▶ **Data rows**
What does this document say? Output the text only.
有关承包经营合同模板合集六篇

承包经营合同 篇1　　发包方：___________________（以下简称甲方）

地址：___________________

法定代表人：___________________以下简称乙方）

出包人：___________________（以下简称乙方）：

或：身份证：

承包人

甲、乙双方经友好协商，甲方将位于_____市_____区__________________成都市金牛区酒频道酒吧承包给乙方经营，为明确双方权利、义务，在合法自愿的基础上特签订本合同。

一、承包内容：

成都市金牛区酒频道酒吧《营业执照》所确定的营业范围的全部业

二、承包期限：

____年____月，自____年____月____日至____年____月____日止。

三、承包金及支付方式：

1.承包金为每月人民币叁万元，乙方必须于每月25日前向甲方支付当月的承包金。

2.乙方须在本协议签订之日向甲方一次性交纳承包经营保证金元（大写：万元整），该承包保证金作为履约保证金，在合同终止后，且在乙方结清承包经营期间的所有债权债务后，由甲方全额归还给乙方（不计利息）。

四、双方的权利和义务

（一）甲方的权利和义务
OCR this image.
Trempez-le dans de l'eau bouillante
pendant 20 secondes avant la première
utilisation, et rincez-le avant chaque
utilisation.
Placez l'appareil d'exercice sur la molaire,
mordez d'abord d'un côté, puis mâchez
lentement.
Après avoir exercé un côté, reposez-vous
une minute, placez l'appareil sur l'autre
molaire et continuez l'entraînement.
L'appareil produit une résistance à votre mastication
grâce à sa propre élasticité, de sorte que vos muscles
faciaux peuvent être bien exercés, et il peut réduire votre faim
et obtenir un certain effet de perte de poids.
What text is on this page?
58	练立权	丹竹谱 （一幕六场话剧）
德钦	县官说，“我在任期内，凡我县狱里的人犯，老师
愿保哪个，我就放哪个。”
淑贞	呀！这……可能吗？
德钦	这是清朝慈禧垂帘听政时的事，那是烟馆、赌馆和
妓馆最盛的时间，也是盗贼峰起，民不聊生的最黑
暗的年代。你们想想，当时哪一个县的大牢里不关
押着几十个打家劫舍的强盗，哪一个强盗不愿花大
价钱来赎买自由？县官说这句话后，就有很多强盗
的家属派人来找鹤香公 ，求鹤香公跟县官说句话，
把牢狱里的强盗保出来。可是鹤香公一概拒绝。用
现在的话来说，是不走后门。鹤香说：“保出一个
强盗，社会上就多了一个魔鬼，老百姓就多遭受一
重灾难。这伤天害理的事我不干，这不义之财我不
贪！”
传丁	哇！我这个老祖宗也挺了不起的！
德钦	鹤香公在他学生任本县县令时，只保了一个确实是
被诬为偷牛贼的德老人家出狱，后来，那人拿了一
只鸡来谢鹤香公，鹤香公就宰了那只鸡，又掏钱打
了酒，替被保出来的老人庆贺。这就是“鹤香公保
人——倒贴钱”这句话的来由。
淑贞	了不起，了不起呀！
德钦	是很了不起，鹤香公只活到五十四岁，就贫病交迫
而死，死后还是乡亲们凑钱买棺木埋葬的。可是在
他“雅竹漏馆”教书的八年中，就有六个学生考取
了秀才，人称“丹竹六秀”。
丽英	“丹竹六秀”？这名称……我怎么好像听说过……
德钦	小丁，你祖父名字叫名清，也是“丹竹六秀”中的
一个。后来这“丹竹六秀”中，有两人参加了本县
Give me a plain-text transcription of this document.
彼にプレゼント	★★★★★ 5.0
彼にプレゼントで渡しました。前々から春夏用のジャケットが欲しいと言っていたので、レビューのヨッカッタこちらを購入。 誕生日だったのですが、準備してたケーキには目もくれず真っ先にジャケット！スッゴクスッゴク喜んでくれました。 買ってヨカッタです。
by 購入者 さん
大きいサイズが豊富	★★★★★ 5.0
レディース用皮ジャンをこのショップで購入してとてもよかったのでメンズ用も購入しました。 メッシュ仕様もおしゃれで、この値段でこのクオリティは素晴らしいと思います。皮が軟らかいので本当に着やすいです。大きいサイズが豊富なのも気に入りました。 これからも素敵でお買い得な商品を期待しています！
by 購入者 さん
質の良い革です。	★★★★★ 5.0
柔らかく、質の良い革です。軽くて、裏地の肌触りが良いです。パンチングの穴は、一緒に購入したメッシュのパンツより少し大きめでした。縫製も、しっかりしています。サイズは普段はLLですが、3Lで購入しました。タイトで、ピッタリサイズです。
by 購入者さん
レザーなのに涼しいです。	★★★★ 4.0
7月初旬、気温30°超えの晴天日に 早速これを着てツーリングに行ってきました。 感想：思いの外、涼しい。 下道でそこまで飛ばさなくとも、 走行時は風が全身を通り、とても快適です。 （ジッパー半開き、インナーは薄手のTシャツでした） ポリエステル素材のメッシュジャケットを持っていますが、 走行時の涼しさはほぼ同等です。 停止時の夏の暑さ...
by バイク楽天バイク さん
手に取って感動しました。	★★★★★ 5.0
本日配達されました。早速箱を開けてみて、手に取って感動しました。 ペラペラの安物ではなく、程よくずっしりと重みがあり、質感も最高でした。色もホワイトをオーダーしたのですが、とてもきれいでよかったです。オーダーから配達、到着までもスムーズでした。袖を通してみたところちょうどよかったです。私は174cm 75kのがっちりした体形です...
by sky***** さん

▶ **Task to carry out**
State only the number of lines in these entries that contain "text".

▶ **Answer to this task**
3